§ Data in this exercise

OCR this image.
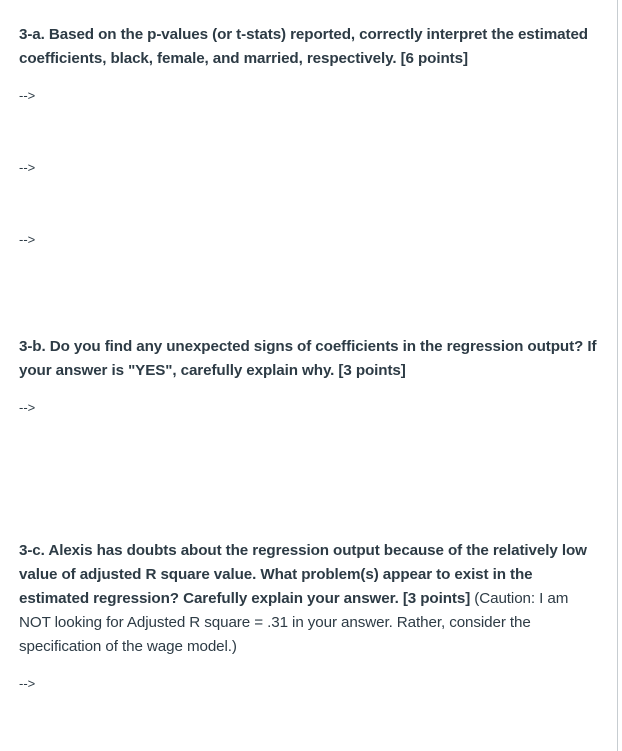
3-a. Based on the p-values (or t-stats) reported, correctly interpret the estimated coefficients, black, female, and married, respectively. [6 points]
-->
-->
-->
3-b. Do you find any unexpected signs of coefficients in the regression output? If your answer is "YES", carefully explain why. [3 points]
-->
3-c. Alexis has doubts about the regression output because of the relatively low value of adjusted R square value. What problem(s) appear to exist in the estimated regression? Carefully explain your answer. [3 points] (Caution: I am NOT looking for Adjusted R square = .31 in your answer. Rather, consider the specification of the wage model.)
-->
---
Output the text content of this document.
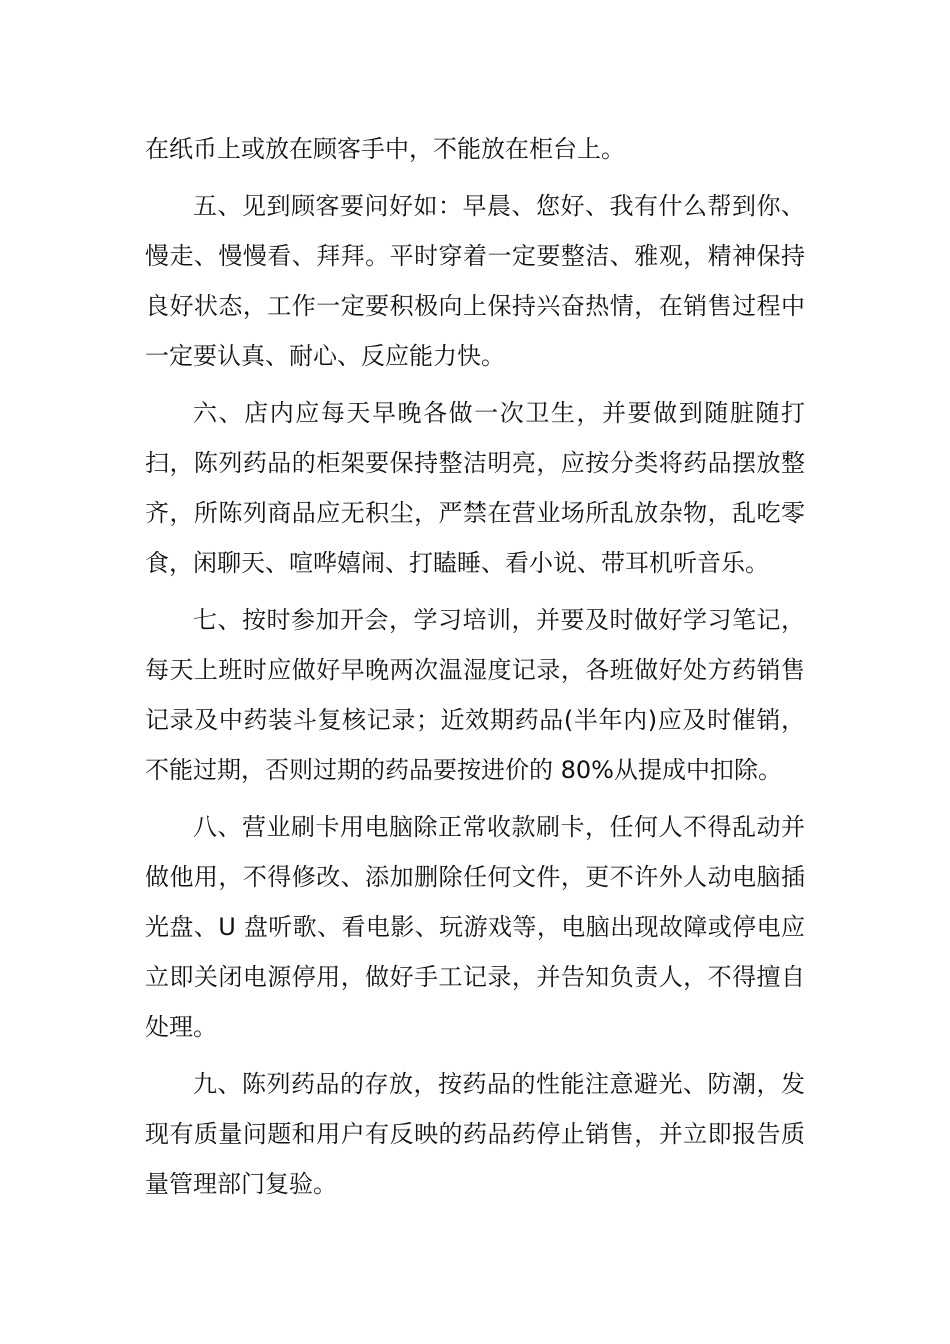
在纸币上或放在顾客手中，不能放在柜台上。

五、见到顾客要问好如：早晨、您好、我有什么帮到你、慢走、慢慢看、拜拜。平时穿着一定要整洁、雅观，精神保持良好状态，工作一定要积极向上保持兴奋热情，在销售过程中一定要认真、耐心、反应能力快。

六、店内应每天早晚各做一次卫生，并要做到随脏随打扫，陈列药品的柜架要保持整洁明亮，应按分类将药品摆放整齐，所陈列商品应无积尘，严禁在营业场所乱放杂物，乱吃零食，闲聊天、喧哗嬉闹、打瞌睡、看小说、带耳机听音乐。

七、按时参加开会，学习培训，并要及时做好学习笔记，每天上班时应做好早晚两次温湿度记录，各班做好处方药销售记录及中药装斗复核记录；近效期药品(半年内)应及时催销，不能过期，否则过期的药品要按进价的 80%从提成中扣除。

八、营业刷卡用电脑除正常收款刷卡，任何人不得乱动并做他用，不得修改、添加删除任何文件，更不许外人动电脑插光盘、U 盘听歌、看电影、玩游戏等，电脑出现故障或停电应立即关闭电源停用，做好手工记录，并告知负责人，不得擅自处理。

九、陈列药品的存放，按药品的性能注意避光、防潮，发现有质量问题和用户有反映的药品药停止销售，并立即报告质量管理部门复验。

§ Stated task
Show every line of the records above that contains the word "your".

§ Completed exercise
3-b. Do you find any unexpected signs of coefficients in the regression output? If your answer is "YES", carefully explain why. [3 points]
3-c. Alexis has doubts about the regression output because of the relatively low value of adjusted R square value. What problem(s) appear to exist in the estimated regression? Carefully explain your answer. [3 points] (Caution: I am NOT looking for Adjusted R square = .31 in your answer. Rather, consider the specification of the wage model.)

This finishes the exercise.